-- Start of PASSAGE --

Intro to Computer Systems

Chapter 4: Processors

CPU Architecture

In order to improve computational efficiency, there are a number of design features to modern processors that maximise their performance.

Instructions Per Clock (vs. Clock Speed)

Each type of processor is designed and built differently, with their own set of priorities and concessions: one of these is how much work they will perform per "clock tick" (the speed of the "clock ticks" is what is measured by the Megahertz/Gigahertz rating.)

The amount of work performed per clock tick is referred to as a processor's Instructions Per Clock (IPC). In recent computing history, the most famous architectural showdown between these two design concepts have been Intel's Pentium 4, used in PC systems in the early- to mid-2000s; and Motorola's PPC7400, popularly known as the "PowerPC G4" in Apple Macintosh systems from the same time frame.

This difference in design was made public by Apple, as the "megahertz myth". The basis of this myth is that the clock tick speed alone isn't a reliable indicator of performance -- it all depends on how much work actually gets done per clock tick.

The Pentium 4 processor sacrificed IPC performance for raw clock speed. At each clock tick, the processor wasn't able to compute much; however they ran so fast (at times, twice the speed of competitors) that in the end, their performance was equivalent to other contemporary offerings. This is an example of a processor with a low IPC, but high clock speed.

This is why the Pentium 4's pipeline was designed to be so deep.

The larger each stage of a pipeline is, the longer it takes to do its job. So, with its very long pipeline of small micro-ops, it was relatively easy to make it go fast.

Motorola's 7400 processor was designed with the opposite approach: the clock was to run slowly, but more work would be performed per clock tick. This processor had a high IPC, but low clock speed.

Each approach has its advantages and disadvantages, which eventually led to problems for both processors:

Instruction Level Parallelism

Instruction level parallelism is all about trying to get the CPU to do multiple things in parallel. The common method for achieving this is with instruction pipelining. Processors that exploit this technique are known as superscalar architectures.

Instruction Pipelining

Instruction pipelining is a technique where the processor works on instructions like an assembly line: with each part of the computation process being split into several ordered segments, so that many instructions could be worked on at the same time (albeit in different stages of execution).

A diagram illustrating the basic concept of pipelining.
A diagram illustrating the basic concept of pipelining.

Much like an assembly line, this doesn't make it faster for a single item to be produced (or computed); however it greatly enhances throughput: very handy when there are several million instructions to compute every second!

-- End of PASSAGE --

Using the processors chapter, explain in one to three sentences why the Pentium 4's pipeline was designed to be so deep.

-- Start of DATA EXTRACT --

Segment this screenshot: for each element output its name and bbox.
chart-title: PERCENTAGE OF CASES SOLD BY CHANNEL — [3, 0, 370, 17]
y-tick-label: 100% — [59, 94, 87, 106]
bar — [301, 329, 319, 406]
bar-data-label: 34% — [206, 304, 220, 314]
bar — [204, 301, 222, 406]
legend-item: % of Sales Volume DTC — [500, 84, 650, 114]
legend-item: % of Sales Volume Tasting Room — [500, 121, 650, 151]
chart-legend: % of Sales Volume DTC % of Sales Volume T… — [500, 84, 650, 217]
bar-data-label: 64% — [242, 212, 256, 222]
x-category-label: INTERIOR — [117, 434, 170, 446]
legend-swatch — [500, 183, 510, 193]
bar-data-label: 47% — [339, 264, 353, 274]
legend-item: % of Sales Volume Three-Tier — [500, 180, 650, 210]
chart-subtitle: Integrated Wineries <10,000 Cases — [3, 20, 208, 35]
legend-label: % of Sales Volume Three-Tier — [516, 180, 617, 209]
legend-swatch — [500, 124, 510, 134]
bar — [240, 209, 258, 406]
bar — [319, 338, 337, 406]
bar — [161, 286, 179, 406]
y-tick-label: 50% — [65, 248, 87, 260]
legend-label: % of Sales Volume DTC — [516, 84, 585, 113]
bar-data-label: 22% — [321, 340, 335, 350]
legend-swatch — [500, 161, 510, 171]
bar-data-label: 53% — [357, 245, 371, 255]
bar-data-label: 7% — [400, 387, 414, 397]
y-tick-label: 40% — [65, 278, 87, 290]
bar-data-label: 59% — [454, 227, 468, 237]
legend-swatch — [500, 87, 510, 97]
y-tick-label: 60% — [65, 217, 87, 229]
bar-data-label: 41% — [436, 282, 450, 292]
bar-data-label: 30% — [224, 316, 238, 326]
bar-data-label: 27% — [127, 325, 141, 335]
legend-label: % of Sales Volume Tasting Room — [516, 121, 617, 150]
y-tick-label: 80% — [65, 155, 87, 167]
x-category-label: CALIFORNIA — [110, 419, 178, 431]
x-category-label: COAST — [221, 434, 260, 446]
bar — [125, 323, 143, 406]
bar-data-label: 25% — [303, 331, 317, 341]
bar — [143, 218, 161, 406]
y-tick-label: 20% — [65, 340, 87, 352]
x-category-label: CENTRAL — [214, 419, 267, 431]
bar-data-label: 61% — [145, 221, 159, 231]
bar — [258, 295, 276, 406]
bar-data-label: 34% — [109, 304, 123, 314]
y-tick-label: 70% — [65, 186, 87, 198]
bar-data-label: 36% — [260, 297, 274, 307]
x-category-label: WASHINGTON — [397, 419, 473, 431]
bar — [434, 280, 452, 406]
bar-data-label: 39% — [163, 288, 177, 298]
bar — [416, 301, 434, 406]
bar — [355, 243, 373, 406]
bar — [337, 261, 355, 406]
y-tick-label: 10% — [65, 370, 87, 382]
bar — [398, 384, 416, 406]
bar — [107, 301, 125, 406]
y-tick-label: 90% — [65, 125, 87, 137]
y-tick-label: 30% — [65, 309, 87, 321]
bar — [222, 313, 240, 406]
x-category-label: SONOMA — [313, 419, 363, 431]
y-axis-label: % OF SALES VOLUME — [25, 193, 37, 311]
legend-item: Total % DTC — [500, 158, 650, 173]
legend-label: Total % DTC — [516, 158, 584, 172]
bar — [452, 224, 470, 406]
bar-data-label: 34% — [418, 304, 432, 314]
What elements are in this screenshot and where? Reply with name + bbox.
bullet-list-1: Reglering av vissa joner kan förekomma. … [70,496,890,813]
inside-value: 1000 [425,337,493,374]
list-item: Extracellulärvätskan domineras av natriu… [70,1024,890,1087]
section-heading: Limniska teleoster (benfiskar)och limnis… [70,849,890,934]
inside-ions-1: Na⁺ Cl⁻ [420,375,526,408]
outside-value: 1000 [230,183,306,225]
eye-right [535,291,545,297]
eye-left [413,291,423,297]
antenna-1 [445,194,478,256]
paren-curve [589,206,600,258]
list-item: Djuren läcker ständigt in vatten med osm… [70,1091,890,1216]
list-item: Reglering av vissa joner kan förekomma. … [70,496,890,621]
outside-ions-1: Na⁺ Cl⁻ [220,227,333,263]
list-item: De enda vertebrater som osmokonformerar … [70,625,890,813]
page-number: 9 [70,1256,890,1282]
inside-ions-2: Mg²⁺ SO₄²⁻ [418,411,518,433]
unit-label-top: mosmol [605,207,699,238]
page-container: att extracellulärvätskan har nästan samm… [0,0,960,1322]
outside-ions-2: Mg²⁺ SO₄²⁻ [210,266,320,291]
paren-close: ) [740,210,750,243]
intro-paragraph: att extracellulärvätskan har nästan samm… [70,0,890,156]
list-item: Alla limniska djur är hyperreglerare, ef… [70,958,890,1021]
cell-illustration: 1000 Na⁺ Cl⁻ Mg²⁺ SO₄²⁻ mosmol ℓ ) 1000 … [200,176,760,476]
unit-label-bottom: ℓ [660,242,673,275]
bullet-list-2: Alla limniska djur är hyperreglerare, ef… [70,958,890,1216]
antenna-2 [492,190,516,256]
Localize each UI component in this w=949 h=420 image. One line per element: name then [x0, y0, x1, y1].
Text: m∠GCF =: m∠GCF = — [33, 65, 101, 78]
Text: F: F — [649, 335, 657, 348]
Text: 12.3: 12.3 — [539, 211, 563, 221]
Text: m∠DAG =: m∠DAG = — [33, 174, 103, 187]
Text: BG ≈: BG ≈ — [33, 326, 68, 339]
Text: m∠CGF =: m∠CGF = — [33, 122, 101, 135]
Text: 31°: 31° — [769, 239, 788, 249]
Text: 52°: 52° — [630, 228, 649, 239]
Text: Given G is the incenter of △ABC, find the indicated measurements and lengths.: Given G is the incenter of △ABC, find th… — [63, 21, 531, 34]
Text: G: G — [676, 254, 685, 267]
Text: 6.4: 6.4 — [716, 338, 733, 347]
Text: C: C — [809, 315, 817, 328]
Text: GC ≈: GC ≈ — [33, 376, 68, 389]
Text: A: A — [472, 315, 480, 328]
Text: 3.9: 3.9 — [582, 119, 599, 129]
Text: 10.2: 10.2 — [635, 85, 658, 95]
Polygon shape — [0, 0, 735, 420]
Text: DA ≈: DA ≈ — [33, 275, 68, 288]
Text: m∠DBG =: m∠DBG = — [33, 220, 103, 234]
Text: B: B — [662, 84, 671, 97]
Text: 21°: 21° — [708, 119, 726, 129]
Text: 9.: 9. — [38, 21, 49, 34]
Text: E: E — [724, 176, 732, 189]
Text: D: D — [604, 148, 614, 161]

-- End of DATA EXTRACT --

## FULL OUTPUT
The Pentium 4 gave up instructions per clock in favor of raw clock speed. Because a larger pipeline stage takes longer to do its job, a very long pipeline of small micro-ops made it relatively easy to run the processor fast.